Exercise
Transcribe all the records with complete accuracy.
_ _ _ _
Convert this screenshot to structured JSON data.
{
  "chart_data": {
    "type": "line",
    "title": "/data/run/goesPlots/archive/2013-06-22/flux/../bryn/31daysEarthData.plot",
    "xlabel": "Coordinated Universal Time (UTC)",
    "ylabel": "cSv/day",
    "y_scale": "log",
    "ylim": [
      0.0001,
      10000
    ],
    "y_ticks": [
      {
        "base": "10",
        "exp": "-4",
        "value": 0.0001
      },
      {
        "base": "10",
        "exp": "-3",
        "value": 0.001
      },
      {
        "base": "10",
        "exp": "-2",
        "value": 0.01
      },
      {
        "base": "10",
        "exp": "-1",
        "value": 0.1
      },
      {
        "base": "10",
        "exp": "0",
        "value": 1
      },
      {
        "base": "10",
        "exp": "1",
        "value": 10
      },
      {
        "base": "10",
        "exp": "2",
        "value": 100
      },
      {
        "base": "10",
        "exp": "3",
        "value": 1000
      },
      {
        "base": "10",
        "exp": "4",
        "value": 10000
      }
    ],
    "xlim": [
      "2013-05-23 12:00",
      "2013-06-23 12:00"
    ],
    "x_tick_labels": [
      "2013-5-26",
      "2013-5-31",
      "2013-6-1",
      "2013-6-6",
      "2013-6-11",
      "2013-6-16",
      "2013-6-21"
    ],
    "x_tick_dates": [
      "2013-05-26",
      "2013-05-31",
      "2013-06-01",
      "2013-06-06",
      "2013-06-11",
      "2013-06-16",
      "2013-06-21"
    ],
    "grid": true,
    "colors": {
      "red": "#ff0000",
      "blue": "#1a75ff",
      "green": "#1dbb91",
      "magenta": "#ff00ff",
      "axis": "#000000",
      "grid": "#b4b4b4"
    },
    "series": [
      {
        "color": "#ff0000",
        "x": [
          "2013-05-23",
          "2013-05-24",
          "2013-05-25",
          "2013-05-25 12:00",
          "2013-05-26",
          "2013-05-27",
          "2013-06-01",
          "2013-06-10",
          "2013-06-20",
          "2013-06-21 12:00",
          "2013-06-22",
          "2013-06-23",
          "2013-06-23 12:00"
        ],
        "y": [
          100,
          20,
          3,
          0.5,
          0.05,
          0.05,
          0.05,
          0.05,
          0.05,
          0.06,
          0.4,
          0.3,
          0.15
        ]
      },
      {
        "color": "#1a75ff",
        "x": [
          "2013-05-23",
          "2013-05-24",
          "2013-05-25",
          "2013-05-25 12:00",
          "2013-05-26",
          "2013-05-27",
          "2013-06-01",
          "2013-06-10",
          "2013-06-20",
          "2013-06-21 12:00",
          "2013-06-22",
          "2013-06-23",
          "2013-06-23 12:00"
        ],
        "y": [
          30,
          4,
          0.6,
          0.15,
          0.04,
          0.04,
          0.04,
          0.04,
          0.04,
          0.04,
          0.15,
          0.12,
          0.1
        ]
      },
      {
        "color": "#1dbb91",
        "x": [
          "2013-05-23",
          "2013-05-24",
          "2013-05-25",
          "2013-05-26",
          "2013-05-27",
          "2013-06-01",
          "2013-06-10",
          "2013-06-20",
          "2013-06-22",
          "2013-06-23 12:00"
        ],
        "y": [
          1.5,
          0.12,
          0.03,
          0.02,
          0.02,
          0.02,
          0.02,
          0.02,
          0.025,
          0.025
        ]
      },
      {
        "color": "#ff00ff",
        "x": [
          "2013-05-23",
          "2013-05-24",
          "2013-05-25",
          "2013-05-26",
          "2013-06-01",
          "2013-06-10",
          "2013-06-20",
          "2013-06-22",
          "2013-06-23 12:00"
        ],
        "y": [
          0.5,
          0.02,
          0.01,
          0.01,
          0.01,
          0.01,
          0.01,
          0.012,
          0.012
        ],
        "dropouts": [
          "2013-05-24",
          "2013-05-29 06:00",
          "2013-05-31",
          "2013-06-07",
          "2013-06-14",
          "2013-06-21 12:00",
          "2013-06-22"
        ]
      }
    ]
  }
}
_ _ _ _
Response
Convert this screenshot to structured JSON data.
{
  "chart_data": {
    "type": "line",
    "title": "/data/run/goesPlots/archive/2013-06-22/flux/../bryn/31daysEarthData.plot",
    "xlabel": "Coordinated Universal Time (UTC)",
    "ylabel": "cSv/day",
    "y_scale": "log",
    "ylim": [
      0.0001,
      10000
    ],
    "y_ticks": [
      {
        "base": "10",
        "exp": "-4",
        "value": 0.0001
      },
      {
        "base": "10",
        "exp": "-3",
        "value": 0.001
      },
      {
        "base": "10",
        "exp": "-2",
        "value": 0.01
      },
      {
        "base": "10",
        "exp": "-1",
        "value": 0.1
      },
      {
        "base": "10",
        "exp": "0",
        "value": 1
      },
      {
        "base": "10",
        "exp": "1",
        "value": 10
      },
      {
        "base": "10",
        "exp": "2",
        "value": 100
      },
      {
        "base": "10",
        "exp": "3",
        "value": 1000
      },
      {
        "base": "10",
        "exp": "4",
        "value": 10000
      }
    ],
    "xlim": [
      "2013-05-23 12:00",
      "2013-06-23 12:00"
    ],
    "x_tick_labels": [
      "2013-5-26",
      "2013-5-31",
      "2013-6-1",
      "2013-6-6",
      "2013-6-11",
      "2013-6-16",
      "2013-6-21"
    ],
    "x_tick_dates": [
      "2013-05-26",
      "2013-05-31",
      "2013-06-01",
      "2013-06-06",
      "2013-06-11",
      "2013-06-16",
      "2013-06-21"
    ],
    "grid": true,
    "colors": {
      "red": "#ff0000",
      "blue": "#1a75ff",
      "green": "#1dbb91",
      "magenta": "#ff00ff",
      "axis": "#000000",
      "grid": "#b4b4b4"
    },
    "series": [
      {
        "color": "#ff0000",
        "x": [
          "2013-05-23",
          "2013-05-24",
          "2013-05-25",
          "2013-05-25 12:00",
          "2013-05-26",
          "2013-05-27",
          "2013-06-01",
          "2013-06-10",
          "2013-06-20",
          "2013-06-21 12:00",
          "2013-06-22",
          "2013-06-23",
          "2013-06-23 12:00"
        ],
        "y": [
          100,
          20,
          3,
          0.5,
          0.05,
          0.05,
          0.05,
          0.05,
          0.05,
          0.06,
          0.4,
          0.3,
          0.15
        ]
      },
      {
        "color": "#1a75ff",
        "x": [
          "2013-05-23",
          "2013-05-24",
          "2013-05-25",
          "2013-05-25 12:00",
          "2013-05-26",
          "2013-05-27",
          "2013-06-01",
          "2013-06-10",
          "2013-06-20",
          "2013-06-21 12:00",
          "2013-06-22",
          "2013-06-23",
          "2013-06-23 12:00"
        ],
        "y": [
          30,
          4,
          0.6,
          0.15,
          0.04,
          0.04,
          0.04,
          0.04,
          0.04,
          0.04,
          0.15,
          0.12,
          0.1
        ]
      },
      {
        "color": "#1dbb91",
        "x": [
          "2013-05-23",
          "2013-05-24",
          "2013-05-25",
          "2013-05-26",
          "2013-05-27",
          "2013-06-01",
          "2013-06-10",
          "2013-06-20",
          "2013-06-22",
          "2013-06-23 12:00"
        ],
        "y": [
          1.5,
          0.12,
          0.03,
          0.02,
          0.02,
          0.02,
          0.02,
          0.02,
          0.025,
          0.025
        ]
      },
      {
        "color": "#ff00ff",
        "x": [
          "2013-05-23",
          "2013-05-24",
          "2013-05-25",
          "2013-05-26",
          "2013-06-01",
          "2013-06-10",
          "2013-06-20",
          "2013-06-22",
          "2013-06-23 12:00"
        ],
        "y": [
          0.5,
          0.02,
          0.01,
          0.01,
          0.01,
          0.01,
          0.01,
          0.012,
          0.012
        ],
        "dropouts": [
          "2013-05-24",
          "2013-05-29 06:00",
          "2013-05-31",
          "2013-06-07",
          "2013-06-14",
          "2013-06-21 12:00",
          "2013-06-22"
        ]
      }
    ]
  }
}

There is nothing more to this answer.